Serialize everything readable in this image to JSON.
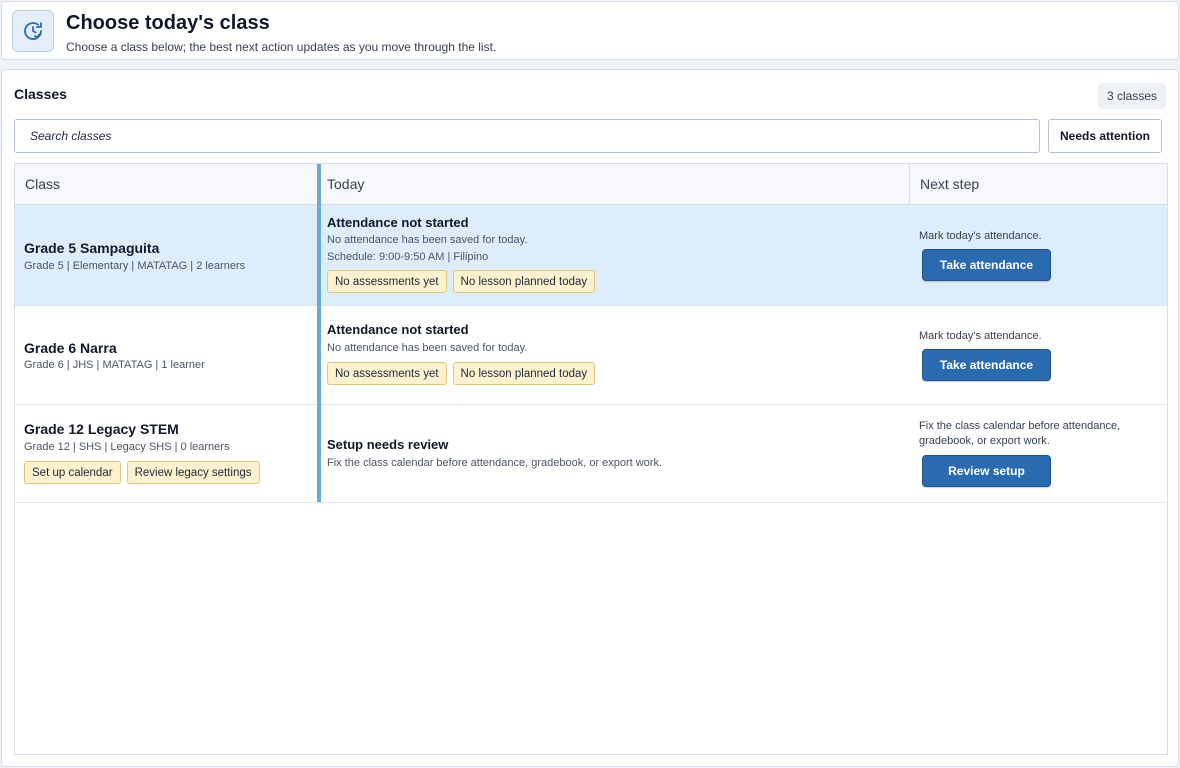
{
  "header": {
    "title": "Choose today's class",
    "subtitle": "Choose a class below; the best next action updates as you move through the list.",
    "icon": "clock-check-icon"
  },
  "classes_section": {
    "title": "Classes",
    "count_label": "3 classes",
    "search_placeholder": "Search classes",
    "filter_label": "Needs attention",
    "columns": [
      "Class",
      "Today",
      "Next step"
    ]
  },
  "rows": [
    {
      "name": "Grade 5 Sampaguita",
      "meta": "Grade 5 | Elementary | MATATAG | 2 learners",
      "class_tags": [],
      "today_title": "Attendance not started",
      "today_lines": [
        "No attendance has been saved for today.",
        "Schedule: 9:00-9:50 AM | Filipino"
      ],
      "today_tags": [
        "No assessments yet",
        "No lesson planned today"
      ],
      "next_text": "Mark today's attendance.",
      "action_label": "Take attendance",
      "selected": true
    },
    {
      "name": "Grade 6 Narra",
      "meta": "Grade 6 | JHS | MATATAG | 1 learner",
      "class_tags": [],
      "today_title": "Attendance not started",
      "today_lines": [
        "No attendance has been saved for today."
      ],
      "today_tags": [
        "No assessments yet",
        "No lesson planned today"
      ],
      "next_text": "Mark today's attendance.",
      "action_label": "Take attendance",
      "selected": false
    },
    {
      "name": "Grade 12 Legacy STEM",
      "meta": "Grade 12 | SHS | Legacy SHS | 0 learners",
      "class_tags": [
        "Set up calendar",
        "Review legacy settings"
      ],
      "today_title": "Setup needs review",
      "today_lines": [
        "Fix the class calendar before attendance, gradebook, or export work."
      ],
      "today_tags": [],
      "next_text": "Fix the class calendar before attendance, gradebook, or export work.",
      "action_label": "Review setup",
      "selected": false
    }
  ],
  "colors": {
    "accent": "#2a6aae",
    "selected_row": "#deedfc",
    "tag_bg": "#fdf2d0",
    "tag_border": "#e3c779",
    "accent_bar": "#6aaad9"
  }
}
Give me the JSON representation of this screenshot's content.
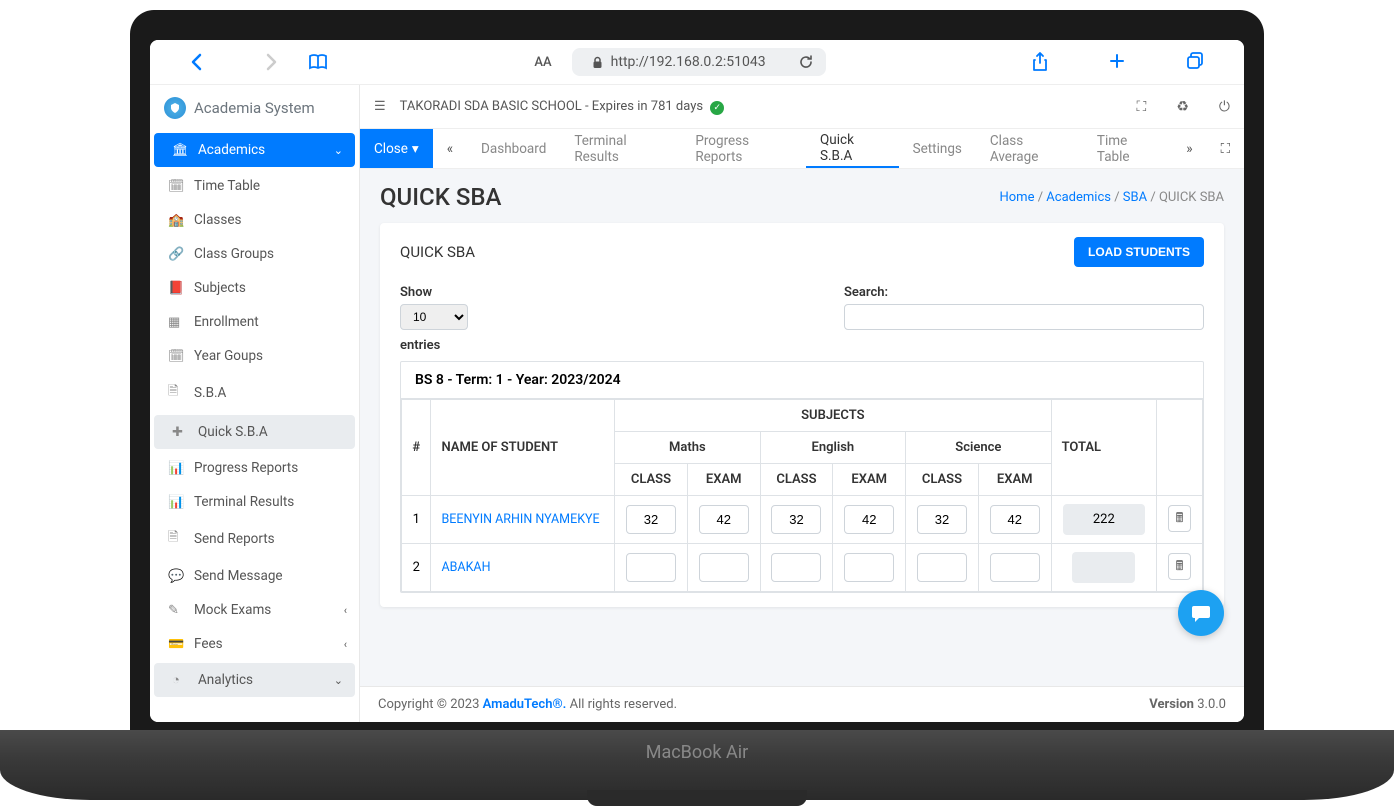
{
  "safari": {
    "url": "http://192.168.0.2:51043",
    "reader_label": "AA"
  },
  "brand": "Academia System",
  "sidebar": {
    "academics": "Academics",
    "items": [
      "Time Table",
      "Classes",
      "Class Groups",
      "Subjects",
      "Enrollment",
      "Year Goups",
      "S.B.A",
      "Quick S.B.A",
      "Progress Reports",
      "Terminal Results",
      "Send Reports",
      "Send Message",
      "Mock Exams",
      "Fees"
    ],
    "analytics": "Analytics"
  },
  "topbar": {
    "school": "TAKORADI SDA BASIC SCHOOL - Expires in 781 days"
  },
  "tabs": {
    "close": "Close",
    "items": [
      "Dashboard",
      "Terminal Results",
      "Progress Reports",
      "Quick S.B.A",
      "Settings",
      "Class Average",
      "Time Table"
    ]
  },
  "page": {
    "title": "QUICK SBA",
    "breadcrumb": {
      "home": "Home",
      "academics": "Academics",
      "sba": "SBA",
      "current": "QUICK SBA"
    }
  },
  "card": {
    "title": "QUICK SBA",
    "load_btn": "LOAD STUDENTS",
    "show_label": "Show",
    "show_value": "10",
    "entries_label": "entries",
    "search_label": "Search:",
    "table_caption": "BS 8 - Term: 1 - Year: 2023/2024",
    "cols": {
      "num": "#",
      "name": "NAME OF STUDENT",
      "subjects": "SUBJECTS",
      "total": "TOTAL"
    },
    "subjects": [
      "Maths",
      "English",
      "Science"
    ],
    "subcols": {
      "class": "CLASS",
      "exam": "EXAM"
    },
    "rows": [
      {
        "num": "1",
        "name": "BEENYIN ARHIN NYAMEKYE",
        "scores": {
          "maths_class": "32",
          "maths_exam": "42",
          "english_class": "32",
          "english_exam": "42",
          "science_class": "32",
          "science_exam": "42"
        },
        "total": "222"
      },
      {
        "num": "2",
        "name": "ABAKAH",
        "scores": {
          "maths_class": "",
          "maths_exam": "",
          "english_class": "",
          "english_exam": "",
          "science_class": "",
          "science_exam": ""
        },
        "total": ""
      }
    ]
  },
  "footer": {
    "copyright": "Copyright © 2023 ",
    "company": "AmaduTech®.",
    "rights": " All rights reserved.",
    "version_label": "Version ",
    "version": "3.0.0"
  },
  "laptop": "MacBook Air"
}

+ + +

*Set task*
How many of the lines above include the string "gradebook"? Answer with the number only.

*Result of this exercise*
2